§ **The task**:
Exactly reproduce the lines that follow.

§ **Supplied records**:
══════════════════════════════

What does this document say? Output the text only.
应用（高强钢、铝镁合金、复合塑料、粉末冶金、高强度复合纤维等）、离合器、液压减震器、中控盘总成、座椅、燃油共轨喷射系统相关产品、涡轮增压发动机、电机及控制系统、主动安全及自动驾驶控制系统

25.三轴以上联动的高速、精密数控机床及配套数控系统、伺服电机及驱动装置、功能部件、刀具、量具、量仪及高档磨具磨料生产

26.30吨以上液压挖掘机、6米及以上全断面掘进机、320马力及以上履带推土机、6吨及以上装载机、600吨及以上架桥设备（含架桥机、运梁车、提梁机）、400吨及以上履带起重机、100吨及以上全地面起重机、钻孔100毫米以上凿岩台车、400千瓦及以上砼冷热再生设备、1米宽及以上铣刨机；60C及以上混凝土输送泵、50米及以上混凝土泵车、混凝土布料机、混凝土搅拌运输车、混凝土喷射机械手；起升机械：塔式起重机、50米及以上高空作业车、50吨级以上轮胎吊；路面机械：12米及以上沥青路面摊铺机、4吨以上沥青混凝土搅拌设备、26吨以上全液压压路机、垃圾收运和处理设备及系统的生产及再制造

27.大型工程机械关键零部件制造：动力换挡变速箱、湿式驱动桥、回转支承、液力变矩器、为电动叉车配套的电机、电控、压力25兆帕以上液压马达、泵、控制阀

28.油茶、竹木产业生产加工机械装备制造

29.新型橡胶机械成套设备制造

══════════════════════════════

§ **Response for this exercise**:
What does this document say? Output the text only.
应用（高强钢、铝镁合金、复合塑料、粉末冶金、高强度复合纤维等）、离合器、液压减震器、中控盘总成、座椅、燃油共轨喷射系统相关产品、涡轮增压发动机、电机及控制系统、主动安全及自动驾驶控制系统

25.三轴以上联动的高速、精密数控机床及配套数控系统、伺服电机及驱动装置、功能部件、刀具、量具、量仪及高档磨具磨料生产

26.30吨以上液压挖掘机、6米及以上全断面掘进机、320马力及以上履带推土机、6吨及以上装载机、600吨及以上架桥设备（含架桥机、运梁车、提梁机）、400吨及以上履带起重机、100吨及以上全地面起重机、钻孔100毫米以上凿岩台车、400千瓦及以上砼冷热再生设备、1米宽及以上铣刨机；60C及以上混凝土输送泵、50米及以上混凝土泵车、混凝土布料机、混凝土搅拌运输车、混凝土喷射机械手；起升机械：塔式起重机、50米及以上高空作业车、50吨级以上轮胎吊；路面机械：12米及以上沥青路面摊铺机、4吨以上沥青混凝土搅拌设备、26吨以上全液压压路机、垃圾收运和处理设备及系统的生产及再制造

27.大型工程机械关键零部件制造：动力换挡变速箱、湿式驱动桥、回转支承、液力变矩器、为电动叉车配套的电机、电控、压力25兆帕以上液压马达、泵、控制阀

28.油茶、竹木产业生产加工机械装备制造

29.新型橡胶机械成套设备制造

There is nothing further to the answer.